TASK GOAL: Copy out the lines that include the word "content".

— BEGIN —

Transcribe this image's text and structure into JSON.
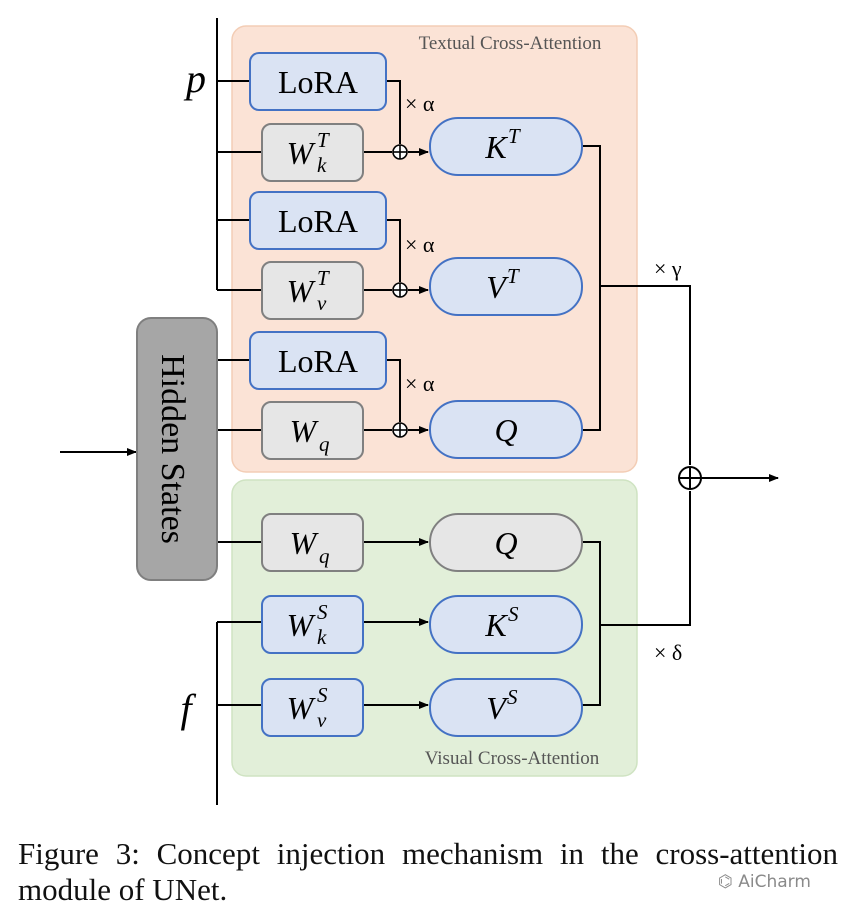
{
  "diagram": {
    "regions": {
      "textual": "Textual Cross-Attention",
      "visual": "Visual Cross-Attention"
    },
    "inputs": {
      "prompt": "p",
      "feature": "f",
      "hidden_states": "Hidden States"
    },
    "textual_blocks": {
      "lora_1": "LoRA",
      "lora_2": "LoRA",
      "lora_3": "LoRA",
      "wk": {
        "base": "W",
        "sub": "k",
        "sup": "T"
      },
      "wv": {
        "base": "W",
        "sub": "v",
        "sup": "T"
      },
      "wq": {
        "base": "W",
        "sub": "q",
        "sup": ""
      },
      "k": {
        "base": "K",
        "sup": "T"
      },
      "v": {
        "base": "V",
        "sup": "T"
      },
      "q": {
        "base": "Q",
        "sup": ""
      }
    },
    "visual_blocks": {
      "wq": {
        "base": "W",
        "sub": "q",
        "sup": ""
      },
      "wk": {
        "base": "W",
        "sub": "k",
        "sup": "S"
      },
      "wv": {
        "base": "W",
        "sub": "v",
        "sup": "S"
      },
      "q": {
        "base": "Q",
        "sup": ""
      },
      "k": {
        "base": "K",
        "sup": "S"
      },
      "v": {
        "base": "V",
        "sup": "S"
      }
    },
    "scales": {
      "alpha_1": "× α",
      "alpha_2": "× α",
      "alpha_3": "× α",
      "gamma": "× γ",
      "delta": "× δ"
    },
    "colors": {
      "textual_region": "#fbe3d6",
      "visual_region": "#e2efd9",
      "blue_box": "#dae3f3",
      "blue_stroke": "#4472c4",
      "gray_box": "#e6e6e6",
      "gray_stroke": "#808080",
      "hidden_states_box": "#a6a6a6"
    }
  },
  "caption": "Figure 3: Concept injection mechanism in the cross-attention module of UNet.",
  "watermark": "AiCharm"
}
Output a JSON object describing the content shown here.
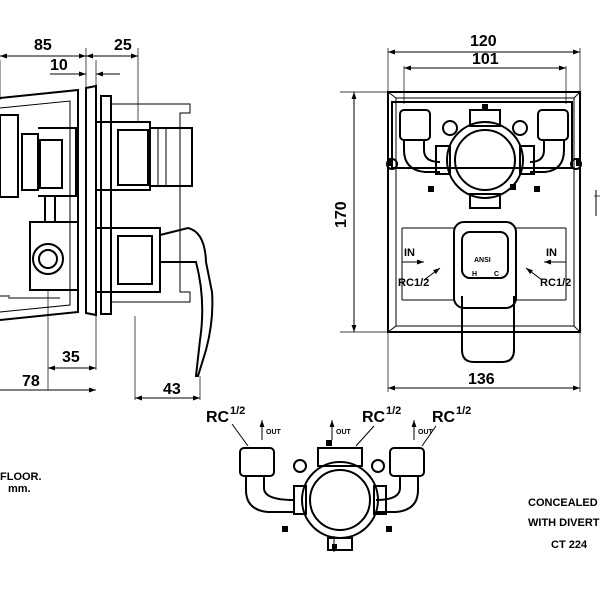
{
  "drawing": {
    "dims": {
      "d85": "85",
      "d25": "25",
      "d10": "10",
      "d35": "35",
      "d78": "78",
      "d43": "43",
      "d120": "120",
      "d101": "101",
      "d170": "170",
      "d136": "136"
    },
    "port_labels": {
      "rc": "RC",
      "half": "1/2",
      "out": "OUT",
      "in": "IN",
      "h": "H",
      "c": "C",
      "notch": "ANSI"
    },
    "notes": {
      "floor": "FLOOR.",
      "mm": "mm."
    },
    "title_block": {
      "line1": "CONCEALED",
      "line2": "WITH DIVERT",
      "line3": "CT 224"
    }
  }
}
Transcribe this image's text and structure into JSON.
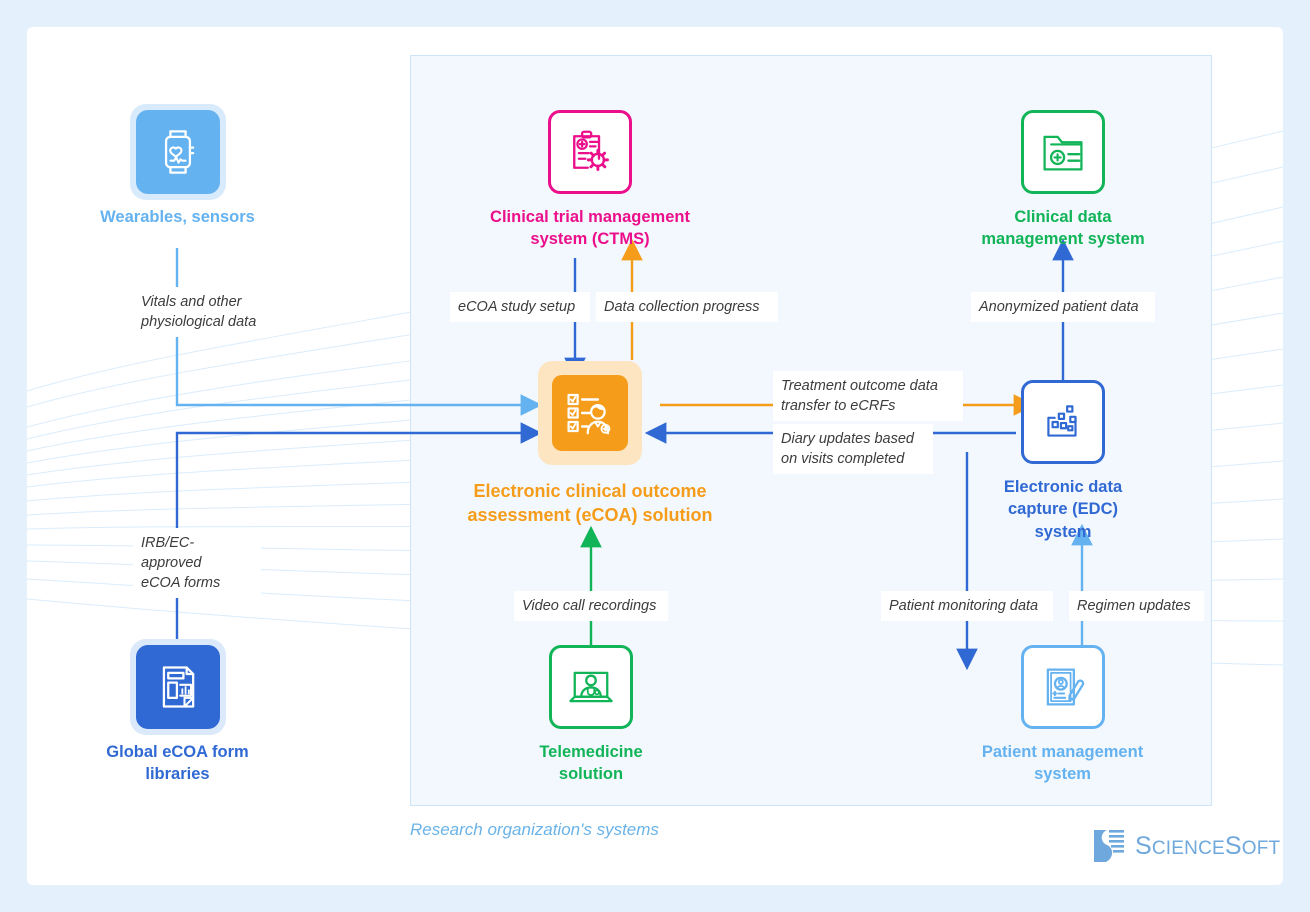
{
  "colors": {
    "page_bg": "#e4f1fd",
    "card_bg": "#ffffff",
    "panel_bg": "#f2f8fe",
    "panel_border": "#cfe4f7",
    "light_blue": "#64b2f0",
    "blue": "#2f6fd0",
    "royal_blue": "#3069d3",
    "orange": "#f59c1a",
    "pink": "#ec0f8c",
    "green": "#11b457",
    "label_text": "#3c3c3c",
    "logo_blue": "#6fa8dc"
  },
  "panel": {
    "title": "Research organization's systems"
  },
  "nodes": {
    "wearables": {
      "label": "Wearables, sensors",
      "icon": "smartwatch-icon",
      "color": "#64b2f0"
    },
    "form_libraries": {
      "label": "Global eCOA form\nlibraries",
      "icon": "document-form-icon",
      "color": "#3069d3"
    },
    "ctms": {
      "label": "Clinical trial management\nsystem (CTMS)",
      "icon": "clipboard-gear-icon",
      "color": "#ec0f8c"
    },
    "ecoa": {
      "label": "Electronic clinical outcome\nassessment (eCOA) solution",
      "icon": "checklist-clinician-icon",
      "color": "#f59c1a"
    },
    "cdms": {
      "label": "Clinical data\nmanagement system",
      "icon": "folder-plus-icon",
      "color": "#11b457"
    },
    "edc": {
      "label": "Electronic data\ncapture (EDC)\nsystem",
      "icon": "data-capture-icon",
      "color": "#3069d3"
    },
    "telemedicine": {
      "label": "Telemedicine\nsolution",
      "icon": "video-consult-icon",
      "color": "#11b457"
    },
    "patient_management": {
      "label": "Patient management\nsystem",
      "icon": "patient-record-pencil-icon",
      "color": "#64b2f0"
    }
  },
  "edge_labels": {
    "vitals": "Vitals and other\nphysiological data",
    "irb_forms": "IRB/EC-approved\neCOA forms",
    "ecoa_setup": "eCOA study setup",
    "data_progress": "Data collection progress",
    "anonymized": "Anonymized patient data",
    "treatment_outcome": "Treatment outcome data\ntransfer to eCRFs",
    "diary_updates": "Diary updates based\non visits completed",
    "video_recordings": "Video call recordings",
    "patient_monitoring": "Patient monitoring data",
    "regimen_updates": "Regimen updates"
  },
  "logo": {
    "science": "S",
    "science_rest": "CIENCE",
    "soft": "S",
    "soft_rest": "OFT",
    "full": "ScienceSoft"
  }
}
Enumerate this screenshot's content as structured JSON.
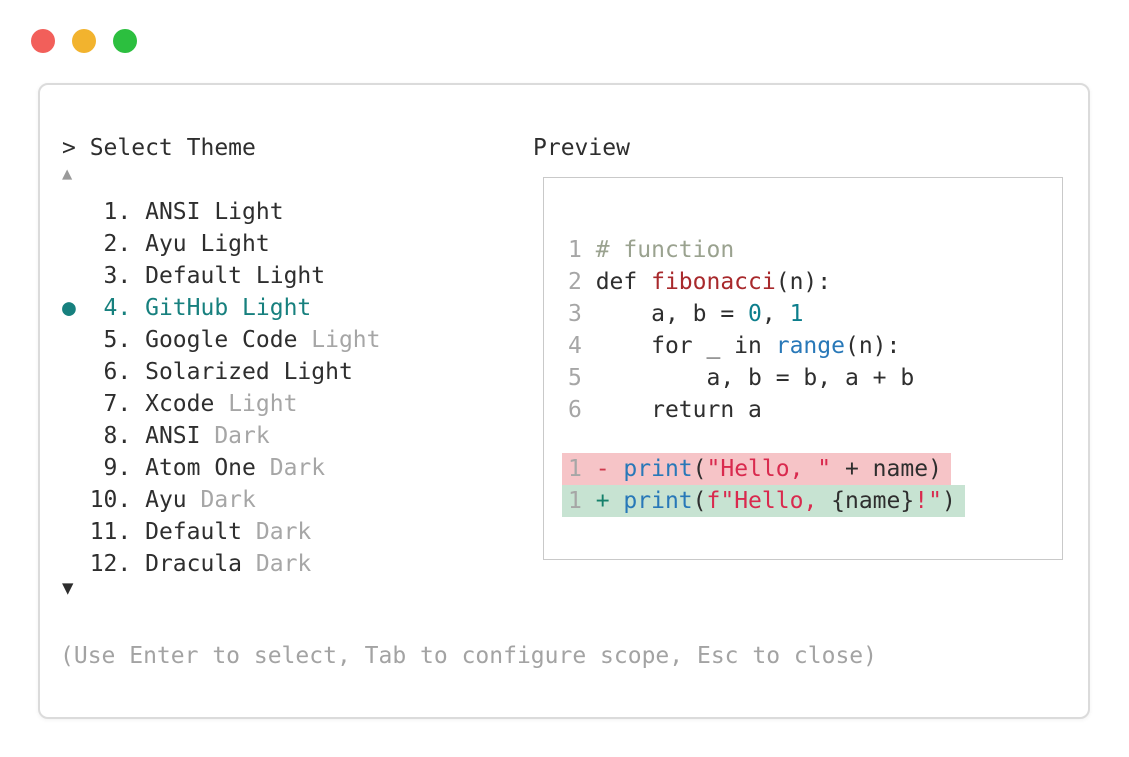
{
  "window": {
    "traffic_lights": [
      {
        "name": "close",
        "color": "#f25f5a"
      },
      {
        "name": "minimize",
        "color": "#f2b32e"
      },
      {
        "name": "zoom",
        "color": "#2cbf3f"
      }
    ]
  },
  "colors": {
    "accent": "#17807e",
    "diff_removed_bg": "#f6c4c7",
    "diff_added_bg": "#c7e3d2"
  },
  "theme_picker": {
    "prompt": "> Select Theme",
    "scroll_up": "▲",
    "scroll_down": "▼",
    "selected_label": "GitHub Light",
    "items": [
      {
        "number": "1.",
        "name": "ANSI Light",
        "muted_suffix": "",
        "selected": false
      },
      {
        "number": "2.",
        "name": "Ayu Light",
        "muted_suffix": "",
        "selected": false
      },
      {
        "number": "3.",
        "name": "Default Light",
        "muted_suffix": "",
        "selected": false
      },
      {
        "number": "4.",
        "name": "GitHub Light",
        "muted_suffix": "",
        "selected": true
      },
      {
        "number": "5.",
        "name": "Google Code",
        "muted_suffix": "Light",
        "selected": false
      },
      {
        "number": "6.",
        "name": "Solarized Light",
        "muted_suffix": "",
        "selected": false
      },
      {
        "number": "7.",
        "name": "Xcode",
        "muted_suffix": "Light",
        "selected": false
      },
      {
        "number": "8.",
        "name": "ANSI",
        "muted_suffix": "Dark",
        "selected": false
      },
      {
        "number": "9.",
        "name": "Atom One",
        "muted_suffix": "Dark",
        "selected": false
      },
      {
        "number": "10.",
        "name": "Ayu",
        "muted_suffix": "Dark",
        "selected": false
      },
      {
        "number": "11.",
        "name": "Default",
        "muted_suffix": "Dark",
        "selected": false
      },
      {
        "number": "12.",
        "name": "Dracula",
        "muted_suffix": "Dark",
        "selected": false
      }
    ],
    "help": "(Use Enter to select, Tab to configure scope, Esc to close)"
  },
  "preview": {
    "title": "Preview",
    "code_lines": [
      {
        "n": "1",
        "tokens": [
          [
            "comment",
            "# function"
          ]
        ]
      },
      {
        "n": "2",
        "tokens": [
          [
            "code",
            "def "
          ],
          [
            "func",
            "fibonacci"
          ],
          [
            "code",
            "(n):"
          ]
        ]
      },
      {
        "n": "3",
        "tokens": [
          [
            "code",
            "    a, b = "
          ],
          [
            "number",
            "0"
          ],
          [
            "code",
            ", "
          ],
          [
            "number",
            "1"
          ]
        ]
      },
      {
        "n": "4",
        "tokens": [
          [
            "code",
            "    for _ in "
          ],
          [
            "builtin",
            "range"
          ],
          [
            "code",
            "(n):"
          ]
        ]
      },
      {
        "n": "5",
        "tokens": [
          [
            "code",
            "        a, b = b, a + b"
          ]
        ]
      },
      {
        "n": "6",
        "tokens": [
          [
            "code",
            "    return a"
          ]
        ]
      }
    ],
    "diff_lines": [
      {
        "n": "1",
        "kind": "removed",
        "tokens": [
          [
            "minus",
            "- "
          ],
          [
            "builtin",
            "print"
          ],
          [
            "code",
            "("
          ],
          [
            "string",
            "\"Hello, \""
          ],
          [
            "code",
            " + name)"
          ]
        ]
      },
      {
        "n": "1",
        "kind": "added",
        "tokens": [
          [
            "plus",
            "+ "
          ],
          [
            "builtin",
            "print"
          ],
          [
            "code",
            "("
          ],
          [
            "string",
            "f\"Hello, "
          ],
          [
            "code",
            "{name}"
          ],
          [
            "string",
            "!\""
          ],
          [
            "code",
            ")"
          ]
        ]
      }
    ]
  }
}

— END —

WRITTEN ANSWER:
Output a JSON object describing the content shown here.
Enumerate this screenshot's content as structured JSON.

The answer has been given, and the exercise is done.